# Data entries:
┄┄┄┄┄┄┄┄┄┄

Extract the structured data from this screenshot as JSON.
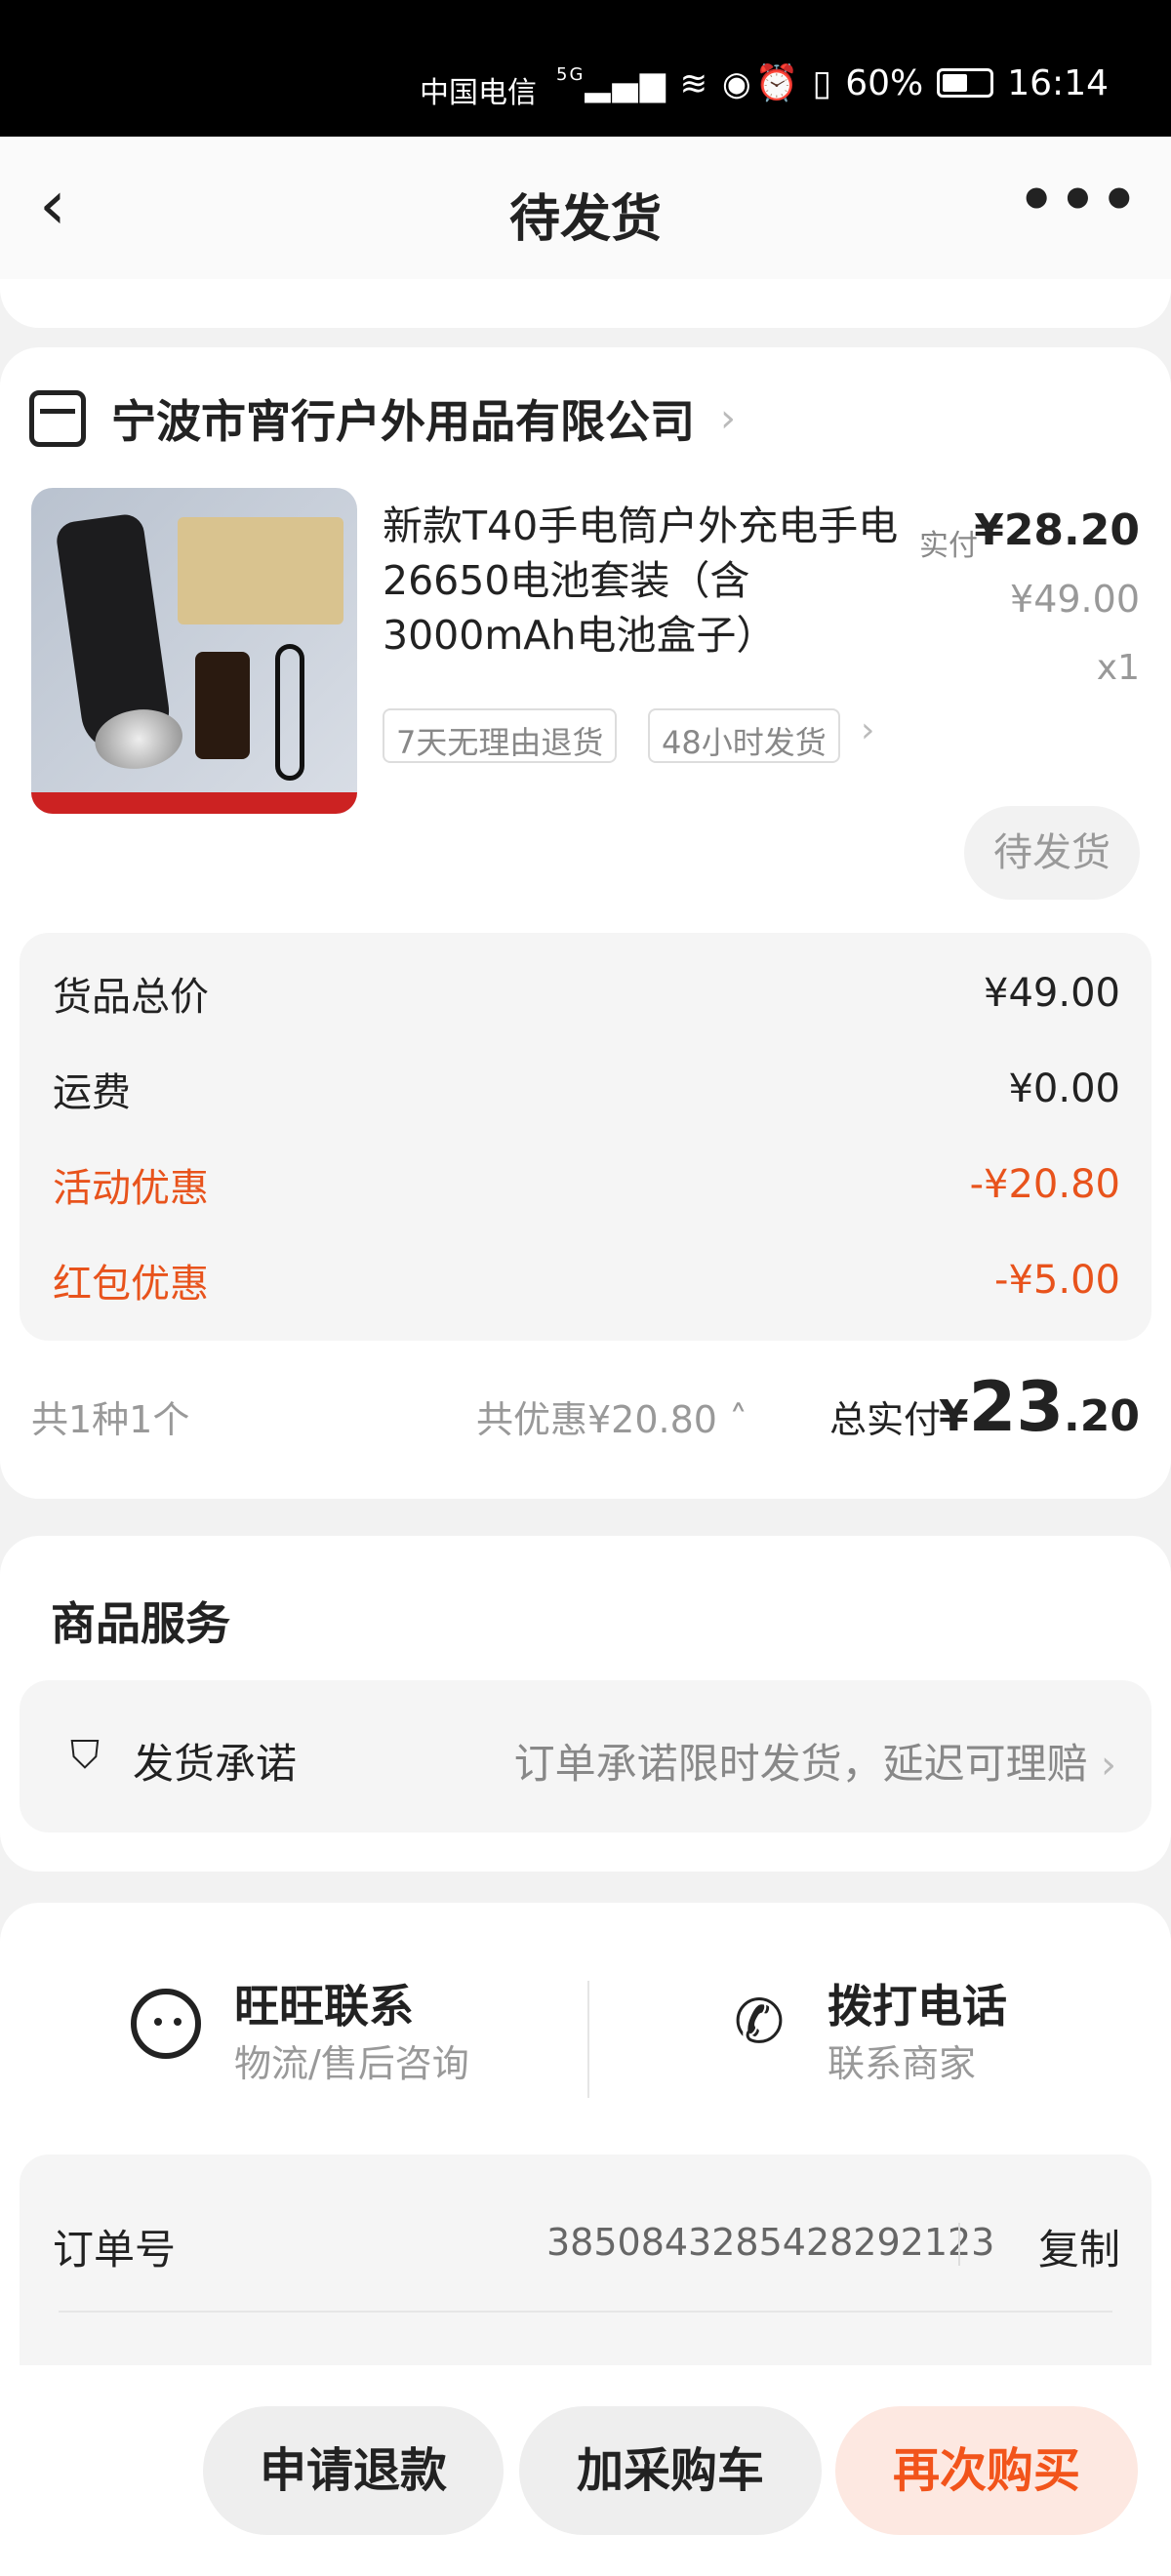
{
  "status_bar": {
    "carrier": "中国电信",
    "network": "5G",
    "battery": "60%",
    "battery_level": 0.6,
    "time": "16:14"
  },
  "nav": {
    "title": "待发货"
  },
  "store": {
    "name": "宁波市宵行户外用品有限公司"
  },
  "product": {
    "title": "新款T40手电筒户外充电手电26650电池套装（含3000mAh电池盒子）",
    "paid_label": "实付",
    "paid_price": "¥28.20",
    "original_price": "¥49.00",
    "quantity": "x1",
    "tags": [
      "7天无理由退货",
      "48小时发货"
    ],
    "status": "待发货"
  },
  "price_breakdown": [
    {
      "label": "货品总价",
      "value": "¥49.00",
      "highlight": false
    },
    {
      "label": "运费",
      "value": "¥0.00",
      "highlight": false
    },
    {
      "label": "活动优惠",
      "value": "-¥20.80",
      "highlight": true
    },
    {
      "label": "红包优惠",
      "value": "-¥5.00",
      "highlight": true
    }
  ],
  "summary": {
    "count": "共1种1个",
    "discount": "共优惠¥20.80",
    "total_label": "总实付",
    "total_yen": "¥",
    "total_int": "23",
    "total_dec": ".20"
  },
  "service": {
    "title": "商品服务",
    "item_name": "发货承诺",
    "item_desc": "订单承诺限时发货，延迟可理赔"
  },
  "contact": {
    "wangwang_title": "旺旺联系",
    "wangwang_sub": "物流/售后咨询",
    "phone_title": "拨打电话",
    "phone_sub": "联系商家"
  },
  "order": {
    "number_label": "订单号",
    "number": "3850843285428292123",
    "copy": "复制"
  },
  "actions": {
    "refund": "申请退款",
    "add_cart": "加采购车",
    "rebuy": "再次购买"
  },
  "colors": {
    "accent": "#f2541b",
    "discount": "#e8531c"
  }
}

┄┄┄┄┄┄┄┄┄┄

# Exercise instructions:
Pull out every line in the material above where "value" occurs.

# Result for this task:
      "value": "¥49.00",
      "value": "¥0.00",
      "value": "-¥20.80",
      "value": "-¥5.00",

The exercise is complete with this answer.